- **Your task**:
Among the entries that follow, tally the lines with the string "time". Give no more than the number.

[Dataset entries]
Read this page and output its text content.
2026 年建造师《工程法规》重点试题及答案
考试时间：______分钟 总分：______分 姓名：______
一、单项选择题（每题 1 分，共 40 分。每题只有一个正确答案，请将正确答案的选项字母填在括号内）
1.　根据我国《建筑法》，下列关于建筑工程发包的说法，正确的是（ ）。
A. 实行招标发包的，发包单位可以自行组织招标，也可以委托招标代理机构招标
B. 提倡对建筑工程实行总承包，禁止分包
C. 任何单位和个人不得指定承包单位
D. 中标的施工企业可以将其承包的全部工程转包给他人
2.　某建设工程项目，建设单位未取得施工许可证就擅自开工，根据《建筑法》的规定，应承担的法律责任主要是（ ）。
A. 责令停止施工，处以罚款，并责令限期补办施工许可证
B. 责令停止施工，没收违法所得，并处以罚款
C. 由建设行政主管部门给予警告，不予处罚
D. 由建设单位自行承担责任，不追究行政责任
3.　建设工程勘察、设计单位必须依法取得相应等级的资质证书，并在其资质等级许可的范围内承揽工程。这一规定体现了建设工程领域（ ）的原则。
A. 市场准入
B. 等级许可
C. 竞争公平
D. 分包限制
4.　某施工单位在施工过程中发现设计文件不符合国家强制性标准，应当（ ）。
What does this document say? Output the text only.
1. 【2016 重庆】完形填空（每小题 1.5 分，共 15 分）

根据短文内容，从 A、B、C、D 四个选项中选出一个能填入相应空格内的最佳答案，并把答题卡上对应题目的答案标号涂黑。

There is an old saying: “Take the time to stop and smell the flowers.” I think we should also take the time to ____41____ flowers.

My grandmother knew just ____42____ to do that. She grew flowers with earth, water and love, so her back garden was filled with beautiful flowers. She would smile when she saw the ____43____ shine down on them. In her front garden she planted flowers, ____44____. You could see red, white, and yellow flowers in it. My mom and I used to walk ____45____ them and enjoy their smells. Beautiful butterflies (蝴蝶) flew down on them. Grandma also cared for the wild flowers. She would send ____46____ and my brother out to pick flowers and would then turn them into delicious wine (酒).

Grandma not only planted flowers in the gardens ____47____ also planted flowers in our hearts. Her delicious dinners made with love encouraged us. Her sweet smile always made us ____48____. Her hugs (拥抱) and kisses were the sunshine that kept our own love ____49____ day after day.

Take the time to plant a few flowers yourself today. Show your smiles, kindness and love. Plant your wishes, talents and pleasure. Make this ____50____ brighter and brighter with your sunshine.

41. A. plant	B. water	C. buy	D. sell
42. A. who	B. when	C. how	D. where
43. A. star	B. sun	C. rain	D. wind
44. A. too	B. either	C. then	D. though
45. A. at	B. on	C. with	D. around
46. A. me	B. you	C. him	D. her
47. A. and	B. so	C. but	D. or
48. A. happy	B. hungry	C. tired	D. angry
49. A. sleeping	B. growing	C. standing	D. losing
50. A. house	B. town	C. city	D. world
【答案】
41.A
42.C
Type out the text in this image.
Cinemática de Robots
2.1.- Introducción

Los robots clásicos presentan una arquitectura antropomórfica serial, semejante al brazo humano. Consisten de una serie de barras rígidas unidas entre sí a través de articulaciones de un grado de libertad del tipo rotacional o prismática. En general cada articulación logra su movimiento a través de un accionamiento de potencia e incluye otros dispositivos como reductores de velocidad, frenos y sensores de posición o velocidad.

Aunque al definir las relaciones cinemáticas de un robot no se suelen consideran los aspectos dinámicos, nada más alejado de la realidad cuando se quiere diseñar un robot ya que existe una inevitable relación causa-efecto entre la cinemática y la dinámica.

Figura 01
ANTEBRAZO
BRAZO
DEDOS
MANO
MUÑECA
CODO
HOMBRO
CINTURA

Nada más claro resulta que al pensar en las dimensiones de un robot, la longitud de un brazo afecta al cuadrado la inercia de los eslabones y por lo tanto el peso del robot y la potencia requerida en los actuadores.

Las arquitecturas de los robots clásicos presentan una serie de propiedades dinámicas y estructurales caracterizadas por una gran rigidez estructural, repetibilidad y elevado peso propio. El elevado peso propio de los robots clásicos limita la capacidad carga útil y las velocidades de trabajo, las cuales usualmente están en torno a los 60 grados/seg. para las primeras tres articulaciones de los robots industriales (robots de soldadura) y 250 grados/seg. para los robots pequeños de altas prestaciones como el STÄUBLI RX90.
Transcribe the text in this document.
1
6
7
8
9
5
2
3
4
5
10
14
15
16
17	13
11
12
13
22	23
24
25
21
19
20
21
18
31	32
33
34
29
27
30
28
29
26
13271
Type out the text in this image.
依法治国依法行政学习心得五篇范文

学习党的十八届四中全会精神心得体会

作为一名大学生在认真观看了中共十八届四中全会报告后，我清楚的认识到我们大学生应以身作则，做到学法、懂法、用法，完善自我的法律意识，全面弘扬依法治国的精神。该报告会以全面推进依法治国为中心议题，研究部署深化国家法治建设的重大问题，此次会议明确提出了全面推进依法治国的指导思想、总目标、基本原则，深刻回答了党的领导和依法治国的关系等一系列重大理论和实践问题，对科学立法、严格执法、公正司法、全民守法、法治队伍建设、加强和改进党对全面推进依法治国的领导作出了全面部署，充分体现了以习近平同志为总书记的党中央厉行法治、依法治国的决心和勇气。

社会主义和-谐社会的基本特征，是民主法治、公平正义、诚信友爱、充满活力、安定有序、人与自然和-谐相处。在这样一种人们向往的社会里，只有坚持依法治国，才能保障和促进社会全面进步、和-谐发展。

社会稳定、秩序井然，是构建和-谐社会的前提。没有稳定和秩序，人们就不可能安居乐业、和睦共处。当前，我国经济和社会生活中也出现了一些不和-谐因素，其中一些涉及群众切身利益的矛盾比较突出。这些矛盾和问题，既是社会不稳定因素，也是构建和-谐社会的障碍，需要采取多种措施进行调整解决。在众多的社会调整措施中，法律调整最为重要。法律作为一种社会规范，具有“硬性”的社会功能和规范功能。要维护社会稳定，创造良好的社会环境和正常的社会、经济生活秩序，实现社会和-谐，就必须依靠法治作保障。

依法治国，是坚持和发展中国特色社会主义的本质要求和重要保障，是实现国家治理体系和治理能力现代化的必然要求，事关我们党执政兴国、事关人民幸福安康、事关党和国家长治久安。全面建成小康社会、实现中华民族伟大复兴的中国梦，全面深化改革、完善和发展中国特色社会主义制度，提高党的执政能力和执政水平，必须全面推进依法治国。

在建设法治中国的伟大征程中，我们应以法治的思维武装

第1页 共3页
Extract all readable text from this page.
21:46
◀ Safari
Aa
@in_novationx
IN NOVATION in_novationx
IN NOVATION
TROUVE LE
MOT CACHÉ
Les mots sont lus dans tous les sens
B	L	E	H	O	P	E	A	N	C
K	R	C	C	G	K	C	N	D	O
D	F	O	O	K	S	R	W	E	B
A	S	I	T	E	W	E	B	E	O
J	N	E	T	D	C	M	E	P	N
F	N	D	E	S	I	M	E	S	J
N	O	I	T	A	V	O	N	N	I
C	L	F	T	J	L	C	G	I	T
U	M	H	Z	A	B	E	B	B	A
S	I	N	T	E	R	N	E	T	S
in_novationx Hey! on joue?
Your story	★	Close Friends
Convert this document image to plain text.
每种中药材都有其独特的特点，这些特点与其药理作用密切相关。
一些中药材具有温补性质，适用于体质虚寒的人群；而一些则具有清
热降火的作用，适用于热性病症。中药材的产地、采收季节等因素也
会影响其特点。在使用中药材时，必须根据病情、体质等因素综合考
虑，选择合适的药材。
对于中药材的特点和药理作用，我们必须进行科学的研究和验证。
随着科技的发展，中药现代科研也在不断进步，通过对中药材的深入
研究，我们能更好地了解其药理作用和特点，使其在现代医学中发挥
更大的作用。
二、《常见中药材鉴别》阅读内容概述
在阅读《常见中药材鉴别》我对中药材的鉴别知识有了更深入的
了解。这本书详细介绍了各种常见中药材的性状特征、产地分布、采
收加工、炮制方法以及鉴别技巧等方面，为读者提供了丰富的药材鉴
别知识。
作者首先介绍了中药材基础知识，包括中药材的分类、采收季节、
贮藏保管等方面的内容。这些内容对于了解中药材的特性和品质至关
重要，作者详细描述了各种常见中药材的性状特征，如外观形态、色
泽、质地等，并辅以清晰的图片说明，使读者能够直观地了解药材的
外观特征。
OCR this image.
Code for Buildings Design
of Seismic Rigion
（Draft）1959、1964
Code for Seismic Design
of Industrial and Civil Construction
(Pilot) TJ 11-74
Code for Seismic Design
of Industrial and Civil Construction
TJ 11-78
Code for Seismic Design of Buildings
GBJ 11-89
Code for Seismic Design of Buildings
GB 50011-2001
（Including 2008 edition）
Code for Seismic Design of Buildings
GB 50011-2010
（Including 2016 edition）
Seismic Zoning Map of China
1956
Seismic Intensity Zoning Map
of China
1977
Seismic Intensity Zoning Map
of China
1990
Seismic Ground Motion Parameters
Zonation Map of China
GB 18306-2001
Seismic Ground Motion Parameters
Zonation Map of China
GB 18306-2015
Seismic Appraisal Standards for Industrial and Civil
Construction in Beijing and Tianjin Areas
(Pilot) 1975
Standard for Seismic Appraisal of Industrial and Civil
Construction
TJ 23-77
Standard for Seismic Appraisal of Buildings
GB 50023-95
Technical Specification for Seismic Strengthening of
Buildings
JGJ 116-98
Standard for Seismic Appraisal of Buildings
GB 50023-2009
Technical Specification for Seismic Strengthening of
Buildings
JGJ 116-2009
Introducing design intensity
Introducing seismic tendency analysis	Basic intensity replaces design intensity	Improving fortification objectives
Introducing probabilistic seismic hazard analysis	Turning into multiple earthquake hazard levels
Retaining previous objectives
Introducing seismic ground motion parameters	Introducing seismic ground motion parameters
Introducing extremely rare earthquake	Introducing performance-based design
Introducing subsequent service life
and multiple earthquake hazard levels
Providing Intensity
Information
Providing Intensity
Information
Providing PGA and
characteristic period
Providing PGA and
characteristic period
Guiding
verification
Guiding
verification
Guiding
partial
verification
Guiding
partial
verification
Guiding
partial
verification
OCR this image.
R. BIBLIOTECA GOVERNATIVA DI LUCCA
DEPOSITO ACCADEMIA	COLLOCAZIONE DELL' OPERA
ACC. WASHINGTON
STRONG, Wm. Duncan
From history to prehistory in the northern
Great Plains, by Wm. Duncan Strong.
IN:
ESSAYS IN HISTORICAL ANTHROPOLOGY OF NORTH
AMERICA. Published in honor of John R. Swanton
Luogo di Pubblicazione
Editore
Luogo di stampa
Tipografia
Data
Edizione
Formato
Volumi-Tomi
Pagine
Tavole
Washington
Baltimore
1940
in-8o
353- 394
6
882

- **The response**:
2